▶ **TASK OBJECTIVE**:
Show all lines holding the string "Americas".

▶ **INPUT**:
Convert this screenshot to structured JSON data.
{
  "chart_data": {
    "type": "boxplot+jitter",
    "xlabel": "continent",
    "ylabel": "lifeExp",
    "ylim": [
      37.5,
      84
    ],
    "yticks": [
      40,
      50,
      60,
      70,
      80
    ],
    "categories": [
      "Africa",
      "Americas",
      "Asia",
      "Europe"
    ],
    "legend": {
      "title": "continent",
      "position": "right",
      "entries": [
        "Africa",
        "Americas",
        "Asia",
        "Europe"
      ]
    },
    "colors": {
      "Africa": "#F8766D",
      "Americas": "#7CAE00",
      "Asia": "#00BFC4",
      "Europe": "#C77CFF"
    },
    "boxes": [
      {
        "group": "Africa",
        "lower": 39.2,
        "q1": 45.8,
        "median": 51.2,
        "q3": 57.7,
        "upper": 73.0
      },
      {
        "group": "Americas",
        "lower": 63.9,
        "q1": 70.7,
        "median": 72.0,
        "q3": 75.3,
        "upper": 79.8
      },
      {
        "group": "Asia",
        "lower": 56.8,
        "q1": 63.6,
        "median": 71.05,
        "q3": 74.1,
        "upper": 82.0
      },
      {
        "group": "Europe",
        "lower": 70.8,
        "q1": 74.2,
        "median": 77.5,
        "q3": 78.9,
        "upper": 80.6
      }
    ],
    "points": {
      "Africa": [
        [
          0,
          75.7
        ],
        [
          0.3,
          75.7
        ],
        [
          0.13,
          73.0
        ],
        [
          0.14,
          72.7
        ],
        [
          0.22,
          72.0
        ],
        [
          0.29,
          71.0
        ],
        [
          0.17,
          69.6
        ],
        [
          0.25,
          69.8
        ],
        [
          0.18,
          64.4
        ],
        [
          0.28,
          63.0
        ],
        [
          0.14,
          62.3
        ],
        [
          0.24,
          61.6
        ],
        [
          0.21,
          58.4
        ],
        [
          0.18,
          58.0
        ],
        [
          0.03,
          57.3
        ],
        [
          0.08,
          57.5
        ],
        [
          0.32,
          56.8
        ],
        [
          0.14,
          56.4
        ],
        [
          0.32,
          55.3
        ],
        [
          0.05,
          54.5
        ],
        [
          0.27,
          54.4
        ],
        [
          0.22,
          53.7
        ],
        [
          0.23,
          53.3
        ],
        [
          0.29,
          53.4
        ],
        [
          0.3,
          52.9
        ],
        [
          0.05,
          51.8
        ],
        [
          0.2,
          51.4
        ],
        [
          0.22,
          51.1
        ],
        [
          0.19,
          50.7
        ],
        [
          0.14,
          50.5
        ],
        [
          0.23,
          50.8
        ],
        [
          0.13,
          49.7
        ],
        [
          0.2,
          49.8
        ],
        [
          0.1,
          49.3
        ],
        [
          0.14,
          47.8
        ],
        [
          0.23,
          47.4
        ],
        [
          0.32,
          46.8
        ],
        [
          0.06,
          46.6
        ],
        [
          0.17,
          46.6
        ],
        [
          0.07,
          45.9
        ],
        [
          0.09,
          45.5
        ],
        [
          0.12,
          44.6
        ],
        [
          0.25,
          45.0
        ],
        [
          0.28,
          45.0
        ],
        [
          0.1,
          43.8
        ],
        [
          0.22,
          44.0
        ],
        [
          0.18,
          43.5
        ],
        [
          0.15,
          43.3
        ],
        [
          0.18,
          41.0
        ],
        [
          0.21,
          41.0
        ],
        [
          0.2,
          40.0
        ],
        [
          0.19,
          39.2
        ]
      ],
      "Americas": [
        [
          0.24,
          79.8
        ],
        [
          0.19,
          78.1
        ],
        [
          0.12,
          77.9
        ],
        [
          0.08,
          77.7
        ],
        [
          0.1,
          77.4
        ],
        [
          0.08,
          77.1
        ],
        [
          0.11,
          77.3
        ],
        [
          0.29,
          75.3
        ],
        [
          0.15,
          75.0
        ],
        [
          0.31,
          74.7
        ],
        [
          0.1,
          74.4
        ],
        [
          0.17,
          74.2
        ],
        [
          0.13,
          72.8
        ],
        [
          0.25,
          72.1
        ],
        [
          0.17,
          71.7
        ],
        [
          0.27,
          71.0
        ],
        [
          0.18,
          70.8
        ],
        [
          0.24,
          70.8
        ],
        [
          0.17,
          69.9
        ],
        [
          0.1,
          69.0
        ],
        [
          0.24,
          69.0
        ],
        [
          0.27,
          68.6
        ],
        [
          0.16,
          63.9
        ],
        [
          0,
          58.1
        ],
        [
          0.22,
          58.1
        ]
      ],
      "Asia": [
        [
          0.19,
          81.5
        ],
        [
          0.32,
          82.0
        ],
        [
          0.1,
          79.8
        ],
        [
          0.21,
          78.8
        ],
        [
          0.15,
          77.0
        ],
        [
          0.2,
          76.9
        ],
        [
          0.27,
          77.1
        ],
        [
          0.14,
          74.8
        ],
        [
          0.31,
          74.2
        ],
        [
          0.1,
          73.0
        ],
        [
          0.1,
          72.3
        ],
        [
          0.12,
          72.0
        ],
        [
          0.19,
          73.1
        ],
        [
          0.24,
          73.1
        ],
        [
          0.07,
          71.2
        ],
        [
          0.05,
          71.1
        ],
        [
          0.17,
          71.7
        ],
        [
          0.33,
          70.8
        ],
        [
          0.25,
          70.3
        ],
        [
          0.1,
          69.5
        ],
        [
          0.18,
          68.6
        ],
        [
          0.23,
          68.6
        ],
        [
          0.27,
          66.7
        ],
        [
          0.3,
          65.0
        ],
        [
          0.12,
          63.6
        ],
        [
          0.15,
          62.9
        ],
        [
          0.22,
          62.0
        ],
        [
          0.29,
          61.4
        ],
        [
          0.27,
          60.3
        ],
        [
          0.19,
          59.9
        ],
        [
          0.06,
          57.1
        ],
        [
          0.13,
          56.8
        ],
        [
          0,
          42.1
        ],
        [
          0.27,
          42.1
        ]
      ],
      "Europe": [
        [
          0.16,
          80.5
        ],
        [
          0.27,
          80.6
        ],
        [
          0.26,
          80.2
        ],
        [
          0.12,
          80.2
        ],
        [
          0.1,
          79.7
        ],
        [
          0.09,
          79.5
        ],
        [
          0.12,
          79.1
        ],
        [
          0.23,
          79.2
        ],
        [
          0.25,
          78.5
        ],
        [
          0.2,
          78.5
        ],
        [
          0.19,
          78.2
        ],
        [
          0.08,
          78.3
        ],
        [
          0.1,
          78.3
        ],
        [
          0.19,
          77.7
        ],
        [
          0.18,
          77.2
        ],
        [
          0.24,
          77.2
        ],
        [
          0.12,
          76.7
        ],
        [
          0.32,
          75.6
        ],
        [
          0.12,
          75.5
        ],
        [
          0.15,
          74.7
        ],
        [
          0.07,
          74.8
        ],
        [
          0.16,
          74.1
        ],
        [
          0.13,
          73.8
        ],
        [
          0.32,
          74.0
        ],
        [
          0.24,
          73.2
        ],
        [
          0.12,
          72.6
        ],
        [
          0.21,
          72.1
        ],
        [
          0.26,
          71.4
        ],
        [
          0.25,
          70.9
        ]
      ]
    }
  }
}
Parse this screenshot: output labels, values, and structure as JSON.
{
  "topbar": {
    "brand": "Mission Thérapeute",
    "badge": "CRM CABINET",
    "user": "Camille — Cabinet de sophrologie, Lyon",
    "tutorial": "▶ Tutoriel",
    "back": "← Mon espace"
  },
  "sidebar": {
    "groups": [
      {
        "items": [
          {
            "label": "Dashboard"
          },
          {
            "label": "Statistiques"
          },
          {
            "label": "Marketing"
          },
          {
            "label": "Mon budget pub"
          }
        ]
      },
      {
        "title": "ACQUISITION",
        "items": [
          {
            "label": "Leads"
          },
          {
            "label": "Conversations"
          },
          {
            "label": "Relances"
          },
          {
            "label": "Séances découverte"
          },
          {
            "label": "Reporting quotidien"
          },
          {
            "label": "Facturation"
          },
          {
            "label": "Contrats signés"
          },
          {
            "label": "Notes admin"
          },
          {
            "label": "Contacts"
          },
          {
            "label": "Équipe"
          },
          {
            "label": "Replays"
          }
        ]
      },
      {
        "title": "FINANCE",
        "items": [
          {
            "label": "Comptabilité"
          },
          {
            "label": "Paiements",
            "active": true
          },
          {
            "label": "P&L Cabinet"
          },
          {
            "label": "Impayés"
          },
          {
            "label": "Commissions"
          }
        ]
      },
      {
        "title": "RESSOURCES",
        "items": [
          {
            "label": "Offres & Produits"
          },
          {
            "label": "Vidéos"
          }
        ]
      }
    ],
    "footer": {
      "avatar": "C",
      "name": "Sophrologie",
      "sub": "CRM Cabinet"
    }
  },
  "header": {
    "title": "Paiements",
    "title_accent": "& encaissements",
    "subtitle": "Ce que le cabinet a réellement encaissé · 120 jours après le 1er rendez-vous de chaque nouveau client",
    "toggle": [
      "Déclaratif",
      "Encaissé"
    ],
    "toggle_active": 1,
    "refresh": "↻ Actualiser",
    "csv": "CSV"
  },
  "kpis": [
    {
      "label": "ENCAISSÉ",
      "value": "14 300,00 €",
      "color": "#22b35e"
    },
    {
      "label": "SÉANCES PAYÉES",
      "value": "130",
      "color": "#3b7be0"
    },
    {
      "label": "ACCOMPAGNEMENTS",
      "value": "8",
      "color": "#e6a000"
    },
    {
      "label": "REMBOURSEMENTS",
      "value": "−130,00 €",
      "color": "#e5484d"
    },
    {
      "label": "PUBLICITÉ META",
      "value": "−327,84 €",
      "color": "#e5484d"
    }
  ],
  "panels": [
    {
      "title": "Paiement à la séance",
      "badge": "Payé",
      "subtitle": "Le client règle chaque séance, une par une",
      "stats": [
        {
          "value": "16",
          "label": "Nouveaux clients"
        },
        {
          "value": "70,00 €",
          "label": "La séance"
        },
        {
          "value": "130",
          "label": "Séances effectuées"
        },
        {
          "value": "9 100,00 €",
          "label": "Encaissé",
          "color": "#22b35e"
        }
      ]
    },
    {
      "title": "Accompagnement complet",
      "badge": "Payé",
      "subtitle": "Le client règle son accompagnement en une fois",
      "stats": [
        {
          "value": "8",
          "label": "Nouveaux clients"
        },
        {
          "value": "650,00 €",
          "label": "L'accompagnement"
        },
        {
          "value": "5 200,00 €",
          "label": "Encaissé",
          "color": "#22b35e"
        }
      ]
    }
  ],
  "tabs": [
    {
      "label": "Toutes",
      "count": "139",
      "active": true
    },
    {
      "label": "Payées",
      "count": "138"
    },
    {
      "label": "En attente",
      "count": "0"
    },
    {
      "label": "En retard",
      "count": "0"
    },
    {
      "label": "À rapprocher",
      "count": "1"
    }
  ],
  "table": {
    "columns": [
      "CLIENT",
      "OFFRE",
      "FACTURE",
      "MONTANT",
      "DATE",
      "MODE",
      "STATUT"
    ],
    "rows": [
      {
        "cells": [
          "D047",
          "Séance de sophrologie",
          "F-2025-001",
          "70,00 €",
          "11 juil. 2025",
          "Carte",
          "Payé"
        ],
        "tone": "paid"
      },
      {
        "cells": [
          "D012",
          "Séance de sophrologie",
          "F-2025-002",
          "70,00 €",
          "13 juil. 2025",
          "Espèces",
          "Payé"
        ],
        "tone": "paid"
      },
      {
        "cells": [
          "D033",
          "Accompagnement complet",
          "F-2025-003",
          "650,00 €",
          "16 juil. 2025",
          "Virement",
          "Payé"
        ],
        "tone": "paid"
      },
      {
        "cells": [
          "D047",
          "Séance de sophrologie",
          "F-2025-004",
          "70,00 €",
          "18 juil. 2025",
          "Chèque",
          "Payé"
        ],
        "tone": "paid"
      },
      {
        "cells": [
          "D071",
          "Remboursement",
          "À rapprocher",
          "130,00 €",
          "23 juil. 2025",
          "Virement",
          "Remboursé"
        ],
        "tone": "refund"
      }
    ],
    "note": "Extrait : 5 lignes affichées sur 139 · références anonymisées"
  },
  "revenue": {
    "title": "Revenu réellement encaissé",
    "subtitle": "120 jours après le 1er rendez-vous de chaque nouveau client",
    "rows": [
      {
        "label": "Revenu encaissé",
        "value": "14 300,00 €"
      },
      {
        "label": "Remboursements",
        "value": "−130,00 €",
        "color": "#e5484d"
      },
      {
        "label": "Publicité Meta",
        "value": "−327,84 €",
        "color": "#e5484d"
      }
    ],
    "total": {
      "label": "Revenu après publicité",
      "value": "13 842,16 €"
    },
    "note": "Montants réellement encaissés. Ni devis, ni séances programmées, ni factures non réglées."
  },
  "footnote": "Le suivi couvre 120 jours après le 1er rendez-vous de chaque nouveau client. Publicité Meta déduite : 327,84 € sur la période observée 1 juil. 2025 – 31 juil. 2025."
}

▶ **WRITTEN SOLUTION**:
      "Americas",
        "Americas",
      "Americas": "#7CAE00",
        "group": "Americas",
      "Americas": [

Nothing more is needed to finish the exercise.